_WHAT YOU ARE ASKED TO DO:_
Repeat each entry in full, exactly.

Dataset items

:::::

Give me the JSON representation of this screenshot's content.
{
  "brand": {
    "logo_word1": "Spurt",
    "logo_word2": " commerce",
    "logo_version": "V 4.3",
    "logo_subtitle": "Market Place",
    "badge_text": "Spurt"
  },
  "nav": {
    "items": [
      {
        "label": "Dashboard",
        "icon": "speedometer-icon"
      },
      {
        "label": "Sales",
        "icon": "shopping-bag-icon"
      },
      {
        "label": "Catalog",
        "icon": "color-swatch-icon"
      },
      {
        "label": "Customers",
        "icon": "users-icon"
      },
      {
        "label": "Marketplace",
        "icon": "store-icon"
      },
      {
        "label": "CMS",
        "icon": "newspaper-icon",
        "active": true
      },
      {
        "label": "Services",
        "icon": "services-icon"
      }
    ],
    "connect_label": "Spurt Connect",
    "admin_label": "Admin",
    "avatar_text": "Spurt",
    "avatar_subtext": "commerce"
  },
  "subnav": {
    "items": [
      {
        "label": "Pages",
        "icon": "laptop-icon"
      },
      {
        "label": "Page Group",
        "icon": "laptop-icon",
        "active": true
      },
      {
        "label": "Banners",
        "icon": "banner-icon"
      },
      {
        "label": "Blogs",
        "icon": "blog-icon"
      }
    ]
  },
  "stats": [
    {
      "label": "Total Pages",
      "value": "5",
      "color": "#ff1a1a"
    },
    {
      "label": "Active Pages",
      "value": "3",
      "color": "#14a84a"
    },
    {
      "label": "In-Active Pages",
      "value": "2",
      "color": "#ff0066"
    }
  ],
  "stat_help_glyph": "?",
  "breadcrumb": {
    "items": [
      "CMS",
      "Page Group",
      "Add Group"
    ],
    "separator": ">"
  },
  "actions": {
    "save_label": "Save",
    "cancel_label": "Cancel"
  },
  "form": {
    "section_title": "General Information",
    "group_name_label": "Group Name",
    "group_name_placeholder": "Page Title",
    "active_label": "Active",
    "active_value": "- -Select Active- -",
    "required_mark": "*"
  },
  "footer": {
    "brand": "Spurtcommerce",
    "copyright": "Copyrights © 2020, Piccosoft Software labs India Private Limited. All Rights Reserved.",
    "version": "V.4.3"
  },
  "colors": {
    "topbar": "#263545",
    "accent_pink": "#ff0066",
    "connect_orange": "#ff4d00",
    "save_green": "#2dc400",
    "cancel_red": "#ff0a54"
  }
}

:::::

_CORRECT RESULT:_
Give me the JSON representation of this screenshot's content.
{
  "brand": {
    "logo_word1": "Spurt",
    "logo_word2": " commerce",
    "logo_version": "V 4.3",
    "logo_subtitle": "Market Place",
    "badge_text": "Spurt"
  },
  "nav": {
    "items": [
      {
        "label": "Dashboard",
        "icon": "speedometer-icon"
      },
      {
        "label": "Sales",
        "icon": "shopping-bag-icon"
      },
      {
        "label": "Catalog",
        "icon": "color-swatch-icon"
      },
      {
        "label": "Customers",
        "icon": "users-icon"
      },
      {
        "label": "Marketplace",
        "icon": "store-icon"
      },
      {
        "label": "CMS",
        "icon": "newspaper-icon",
        "active": true
      },
      {
        "label": "Services",
        "icon": "services-icon"
      }
    ],
    "connect_label": "Spurt Connect",
    "admin_label": "Admin",
    "avatar_text": "Spurt",
    "avatar_subtext": "commerce"
  },
  "subnav": {
    "items": [
      {
        "label": "Pages",
        "icon": "laptop-icon"
      },
      {
        "label": "Page Group",
        "icon": "laptop-icon",
        "active": true
      },
      {
        "label": "Banners",
        "icon": "banner-icon"
      },
      {
        "label": "Blogs",
        "icon": "blog-icon"
      }
    ]
  },
  "stats": [
    {
      "label": "Total Pages",
      "value": "5",
      "color": "#ff1a1a"
    },
    {
      "label": "Active Pages",
      "value": "3",
      "color": "#14a84a"
    },
    {
      "label": "In-Active Pages",
      "value": "2",
      "color": "#ff0066"
    }
  ],
  "stat_help_glyph": "?",
  "breadcrumb": {
    "items": [
      "CMS",
      "Page Group",
      "Add Group"
    ],
    "separator": ">"
  },
  "actions": {
    "save_label": "Save",
    "cancel_label": "Cancel"
  },
  "form": {
    "section_title": "General Information",
    "group_name_label": "Group Name",
    "group_name_placeholder": "Page Title",
    "active_label": "Active",
    "active_value": "- -Select Active- -",
    "required_mark": "*"
  },
  "footer": {
    "brand": "Spurtcommerce",
    "copyright": "Copyrights © 2020, Piccosoft Software labs India Private Limited. All Rights Reserved.",
    "version": "V.4.3"
  },
  "colors": {
    "topbar": "#263545",
    "accent_pink": "#ff0066",
    "connect_orange": "#ff4d00",
    "save_green": "#2dc400",
    "cancel_red": "#ff0a54"
  }
}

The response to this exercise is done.